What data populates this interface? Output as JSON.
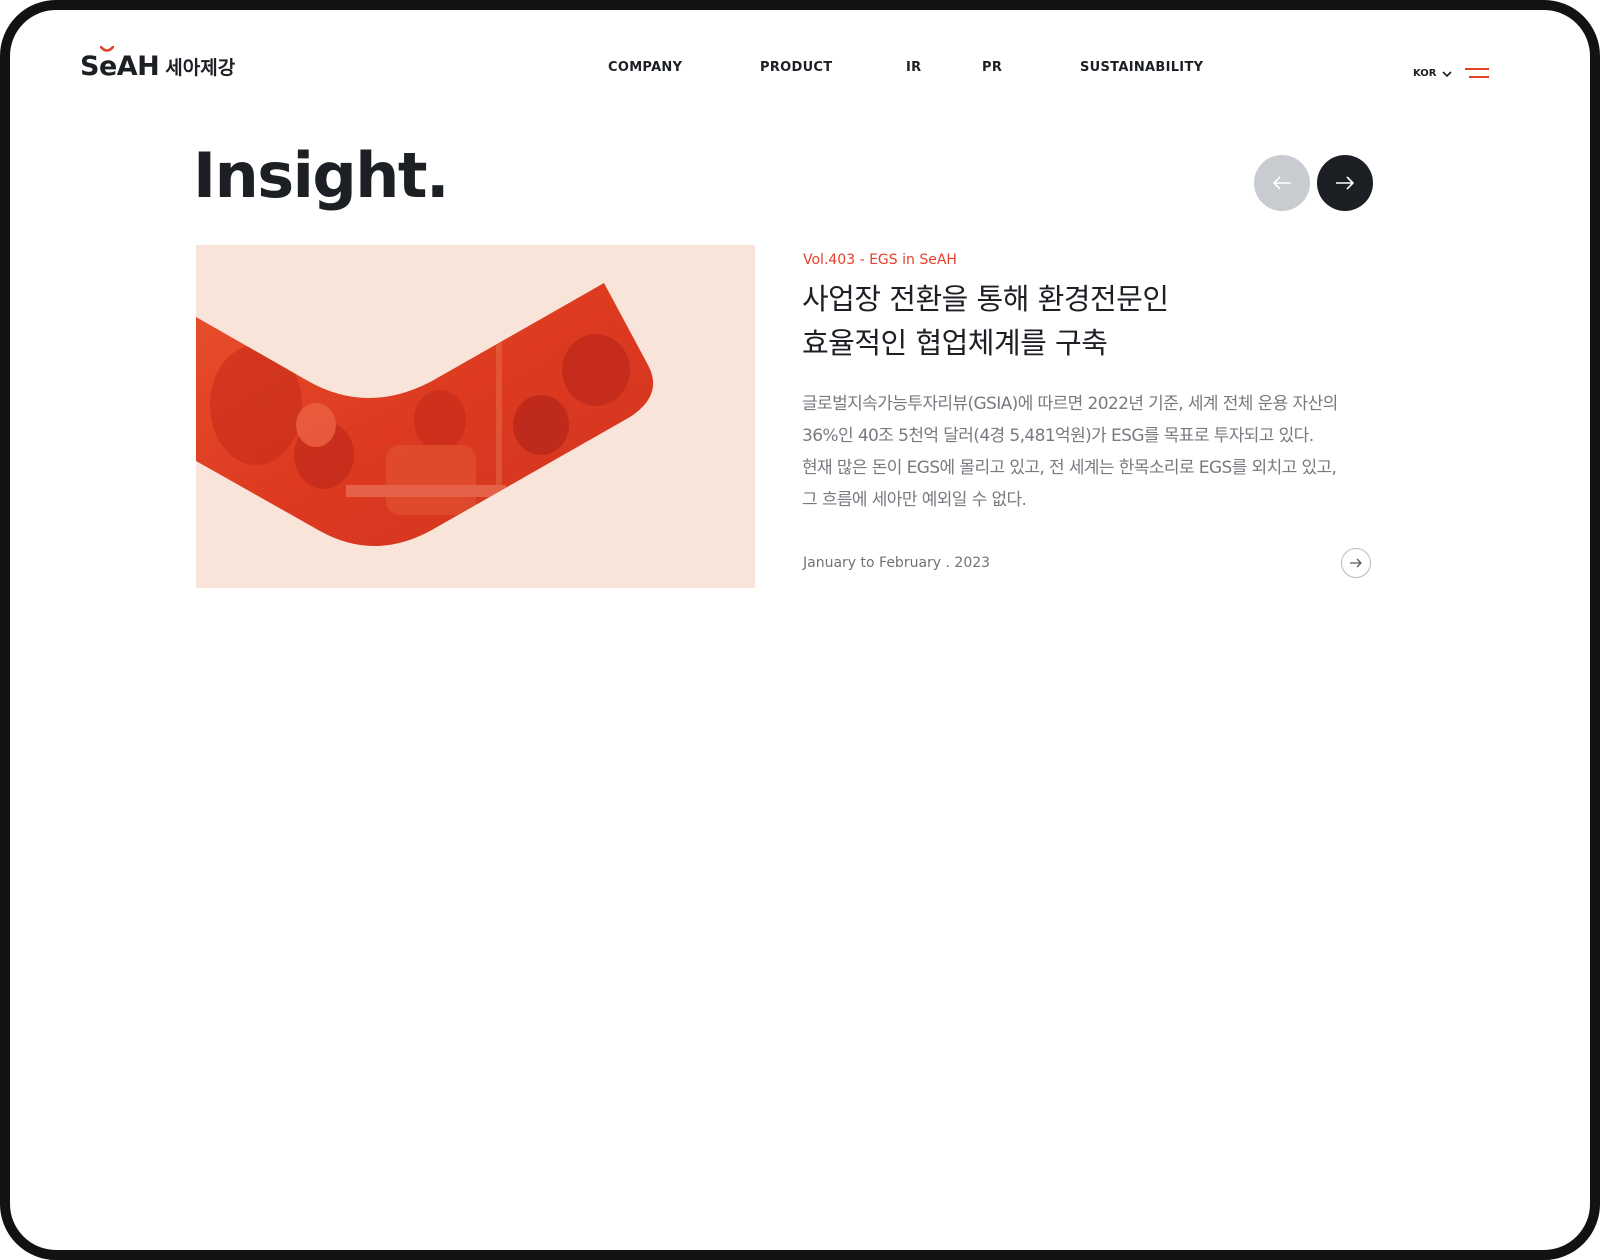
{
  "header": {
    "logo_en": "SeAH",
    "logo_kor": "세아제강",
    "nav": [
      "COMPANY",
      "PRODUCT",
      "IR",
      "PR",
      "SUSTAINABILITY"
    ],
    "lang": "KOR"
  },
  "section": {
    "title": "Insight."
  },
  "article": {
    "vol": "Vol.403 - EGS in SeAH",
    "headline": [
      "사업장 전환을 통해 환경전문인",
      "효율적인 협업체계를 구축"
    ],
    "description": [
      "글로벌지속가능투자리뷰(GSIA)에 따르면 2022년 기준, 세계 전체 운용 자산의",
      "36%인 40조 5천억 달러(4경 5,481억원)가 ESG를 목표로 투자되고 있다.",
      "현재 많은 돈이 EGS에 몰리고 있고, 전 세계는 한목소리로 EGS를 외치고 있고,",
      "그 흐름에 세아만 예외일 수 없다."
    ],
    "date": "January to February . 2023"
  },
  "colors": {
    "accent": "#e4402a",
    "dark": "#1c1f24",
    "thumb_bg": "#f9e4da",
    "prev_btn": "#c8cbcf"
  },
  "icons": {
    "menu": "hamburger-icon",
    "lang": "chevron-down-icon",
    "prev": "arrow-left-icon",
    "next": "arrow-right-icon",
    "more": "arrow-right-circle-icon"
  }
}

--------------------------------------------------

Written instruction:
Reproduce every entry exactly, but omit each picture.

Full answer:
What data populates this interface? Output as JSON.
{
  "header": {
    "logo_en": "SeAH",
    "logo_kor": "세아제강",
    "nav": [
      "COMPANY",
      "PRODUCT",
      "IR",
      "PR",
      "SUSTAINABILITY"
    ],
    "lang": "KOR"
  },
  "section": {
    "title": "Insight."
  },
  "article": {
    "vol": "Vol.403 - EGS in SeAH",
    "headline": [
      "사업장 전환을 통해 환경전문인",
      "효율적인 협업체계를 구축"
    ],
    "description": [
      "글로벌지속가능투자리뷰(GSIA)에 따르면 2022년 기준, 세계 전체 운용 자산의",
      "36%인 40조 5천억 달러(4경 5,481억원)가 ESG를 목표로 투자되고 있다.",
      "현재 많은 돈이 EGS에 몰리고 있고, 전 세계는 한목소리로 EGS를 외치고 있고,",
      "그 흐름에 세아만 예외일 수 없다."
    ],
    "date": "January to February . 2023"
  },
  "colors": {
    "accent": "#e4402a",
    "dark": "#1c1f24",
    "thumb_bg": "#f9e4da",
    "prev_btn": "#c8cbcf"
  },
  "icons": {
    "menu": "hamburger-icon",
    "lang": "chevron-down-icon",
    "prev": "arrow-left-icon",
    "next": "arrow-right-icon",
    "more": "arrow-right-circle-icon"
  }
}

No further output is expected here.